▶ **Exercise**: Print every entry word for word, but omit the pictures.

Stored items
** Begin **
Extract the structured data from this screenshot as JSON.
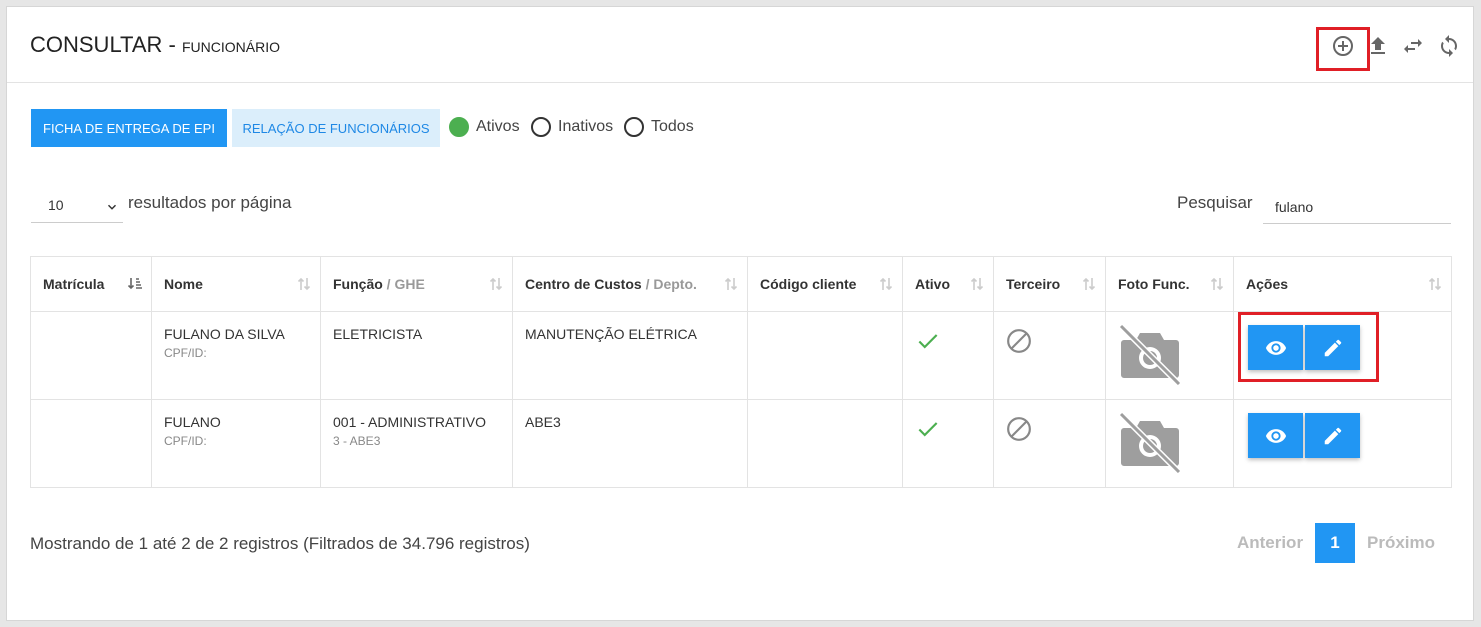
{
  "header": {
    "title": "CONSULTAR - ",
    "subtitle": "FUNCIONÁRIO"
  },
  "toolbar": {
    "icons": [
      "add-circle-icon",
      "upload-icon",
      "swap-icon",
      "refresh-icon"
    ]
  },
  "filters": {
    "btn_epi": "FICHA DE ENTREGA DE EPI",
    "btn_relacao": "RELAÇÃO DE FUNCIONÁRIOS",
    "radio": [
      {
        "label": "Ativos",
        "selected": true
      },
      {
        "label": "Inativos",
        "selected": false
      },
      {
        "label": "Todos",
        "selected": false
      }
    ]
  },
  "controls": {
    "per_page": "10",
    "per_page_label": "resultados por página",
    "search_label": "Pesquisar",
    "search_value": "fulano"
  },
  "table": {
    "columns": [
      {
        "main": "Matrícula",
        "extra": ""
      },
      {
        "main": "Nome",
        "extra": ""
      },
      {
        "main": "Função",
        "extra": " / GHE"
      },
      {
        "main": "Centro de Custos",
        "extra": " / Depto."
      },
      {
        "main": "Código cliente",
        "extra": ""
      },
      {
        "main": "Ativo",
        "extra": ""
      },
      {
        "main": "Terceiro",
        "extra": ""
      },
      {
        "main": "Foto Func.",
        "extra": ""
      },
      {
        "main": "Ações",
        "extra": ""
      }
    ],
    "rows": [
      {
        "matricula": "",
        "nome": "FULANO DA SILVA",
        "cpf": "CPF/ID:",
        "funcao": "ELETRICISTA",
        "ghe": "",
        "centro": "MANUTENÇÃO ELÉTRICA",
        "codigo": ""
      },
      {
        "matricula": "",
        "nome": "FULANO",
        "cpf": "CPF/ID:",
        "funcao": "001 - ADMINISTRATIVO",
        "ghe": "3 - ABE3",
        "centro": "ABE3",
        "codigo": ""
      }
    ]
  },
  "footer": {
    "info": "Mostrando de 1 até 2 de 2 registros (Filtrados de 34.796 registros)",
    "prev": "Anterior",
    "page": "1",
    "next": "Próximo"
  },
  "colors": {
    "primary": "#2196f3",
    "light": "#dbeefb",
    "active": "#4caf50",
    "highlight": "#e01f26"
  }
}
** End **
▶ **Final result**:
Extract the structured data from this screenshot as JSON.
{
  "header": {
    "title": "CONSULTAR - ",
    "subtitle": "FUNCIONÁRIO"
  },
  "toolbar": {
    "icons": [
      "add-circle-icon",
      "upload-icon",
      "swap-icon",
      "refresh-icon"
    ]
  },
  "filters": {
    "btn_epi": "FICHA DE ENTREGA DE EPI",
    "btn_relacao": "RELAÇÃO DE FUNCIONÁRIOS",
    "radio": [
      {
        "label": "Ativos",
        "selected": true
      },
      {
        "label": "Inativos",
        "selected": false
      },
      {
        "label": "Todos",
        "selected": false
      }
    ]
  },
  "controls": {
    "per_page": "10",
    "per_page_label": "resultados por página",
    "search_label": "Pesquisar",
    "search_value": "fulano"
  },
  "table": {
    "columns": [
      {
        "main": "Matrícula",
        "extra": ""
      },
      {
        "main": "Nome",
        "extra": ""
      },
      {
        "main": "Função",
        "extra": " / GHE"
      },
      {
        "main": "Centro de Custos",
        "extra": " / Depto."
      },
      {
        "main": "Código cliente",
        "extra": ""
      },
      {
        "main": "Ativo",
        "extra": ""
      },
      {
        "main": "Terceiro",
        "extra": ""
      },
      {
        "main": "Foto Func.",
        "extra": ""
      },
      {
        "main": "Ações",
        "extra": ""
      }
    ],
    "rows": [
      {
        "matricula": "",
        "nome": "FULANO DA SILVA",
        "cpf": "CPF/ID:",
        "funcao": "ELETRICISTA",
        "ghe": "",
        "centro": "MANUTENÇÃO ELÉTRICA",
        "codigo": ""
      },
      {
        "matricula": "",
        "nome": "FULANO",
        "cpf": "CPF/ID:",
        "funcao": "001 - ADMINISTRATIVO",
        "ghe": "3 - ABE3",
        "centro": "ABE3",
        "codigo": ""
      }
    ]
  },
  "footer": {
    "info": "Mostrando de 1 até 2 de 2 registros (Filtrados de 34.796 registros)",
    "prev": "Anterior",
    "page": "1",
    "next": "Próximo"
  },
  "colors": {
    "primary": "#2196f3",
    "light": "#dbeefb",
    "active": "#4caf50",
    "highlight": "#e01f26"
  }
}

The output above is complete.